[WHAT TO PRODUCE]: Reproduce the passage of the column below about the Gaza campus protests, starting at "The 1990s were" and ending at "a better place.", with every word unchanged.

[DOCUMENT SEGMENT]:
A lost future

Published May 13, 2024
The writer has over 25 years of experience on inclusive programmes on gender, public health and economic empowerment. She is currently associated with an Islamabad-based think tank
The writer has over 25 years of experience on inclusive programmes on gender, public health and economic empowerment. She is currently associated with an Islamabad-based think tank

COLLEGE campuses across the US have erupted into student demonstrations and sit-ins protesting the genocide in Gaza. Students across every religious denomination are involved. Columbia University, my alma mater, has been most prominently in the news. Not only for being the first set of students to call out their university, but also for the harsh retaliation by its administration. The university’s current president is a woman of Egyptian descent — Baroness Nemat ‘Minouche’ Shafiq.

Great progress around women’s and minorities’ rights has been made since the turn of the century. More and more, we see men and women of colour populate what used to be the domain of ‘white’ Westerners. There was much celebration when Shafiq was announced Columbia’s next president. In the UK, Rishi Sunak became the first prime minister of South Asian origin. Pakistanis had witnessed the journey of Malala Yousafzai from a traumatised child victim of extremist violence to a young woman at ease in the company of Western political and social elites. While controversy surrounded her, she epitomised struggle and achievement to me.

Today, conversely, as we watch six months of the Israel-Palestine war unfold, with a continuing genocide occurring before our eyes, the role of women and minority-origin leaders in the Global North seems like a sinister reprisal of the old colonial mantra of divide and rule.

The 1990s were a different period, especially for the youth. There was heady victory in the air — whether in Pakistan or even the US. The return of Benazir in 1988 had galvanised hope in our breasts — and it was still alive and kicking. President Bill Clinton’s government felt fresh and exciting, and his choices for who would join him in his administration showed a genuine desire for inclusivity. Take, for example, his first national security advisor — Anthony ‘Tony’ Lake. He was one of my college professors, and I remember, when the course ended, thinking to myself that if there were more like him in the US administration, the world would be a better place.

In those few brief years, good seemed to be ahead.

[DATASET CONTENT]:
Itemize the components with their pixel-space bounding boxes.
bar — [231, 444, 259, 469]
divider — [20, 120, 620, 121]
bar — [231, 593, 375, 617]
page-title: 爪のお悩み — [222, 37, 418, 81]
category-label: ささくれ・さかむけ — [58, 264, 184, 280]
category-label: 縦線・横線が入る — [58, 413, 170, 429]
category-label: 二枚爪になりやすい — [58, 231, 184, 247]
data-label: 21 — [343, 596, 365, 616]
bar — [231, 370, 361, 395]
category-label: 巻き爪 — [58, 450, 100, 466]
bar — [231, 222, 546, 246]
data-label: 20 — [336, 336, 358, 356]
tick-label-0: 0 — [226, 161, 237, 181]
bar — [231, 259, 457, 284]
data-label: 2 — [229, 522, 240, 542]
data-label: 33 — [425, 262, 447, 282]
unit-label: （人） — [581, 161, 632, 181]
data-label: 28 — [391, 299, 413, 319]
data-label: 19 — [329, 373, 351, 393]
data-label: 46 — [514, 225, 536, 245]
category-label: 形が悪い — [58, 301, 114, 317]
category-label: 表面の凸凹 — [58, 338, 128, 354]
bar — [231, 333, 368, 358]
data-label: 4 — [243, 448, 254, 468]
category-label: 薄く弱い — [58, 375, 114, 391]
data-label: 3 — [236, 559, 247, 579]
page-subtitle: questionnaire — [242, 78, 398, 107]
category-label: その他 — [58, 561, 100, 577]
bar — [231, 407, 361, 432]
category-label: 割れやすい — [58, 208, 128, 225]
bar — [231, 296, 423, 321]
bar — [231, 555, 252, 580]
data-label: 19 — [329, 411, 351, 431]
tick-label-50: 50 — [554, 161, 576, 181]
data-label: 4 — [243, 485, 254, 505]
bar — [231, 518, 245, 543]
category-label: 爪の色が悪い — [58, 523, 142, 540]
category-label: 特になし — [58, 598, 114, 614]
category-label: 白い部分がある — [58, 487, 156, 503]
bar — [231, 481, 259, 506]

[ANSWER TO THE PROBLEM]:
The 1990s were a different period, especially for the youth. There was heady victory in the air — whether in Pakistan or even the US. The return of Benazir in 1988 had galvanised hope in our breasts — and it was still alive and kicking. President Bill Clinton’s government felt fresh and exciting, and his choices for who would join him in his administration showed a genuine desire for inclusivity. Take, for example, his first national security advisor — Anthony ‘Tony’ Lake. He was one of my college professors, and I remember, when the course ended, thinking to myself that if there were more like him in the US administration, the world would be a better place.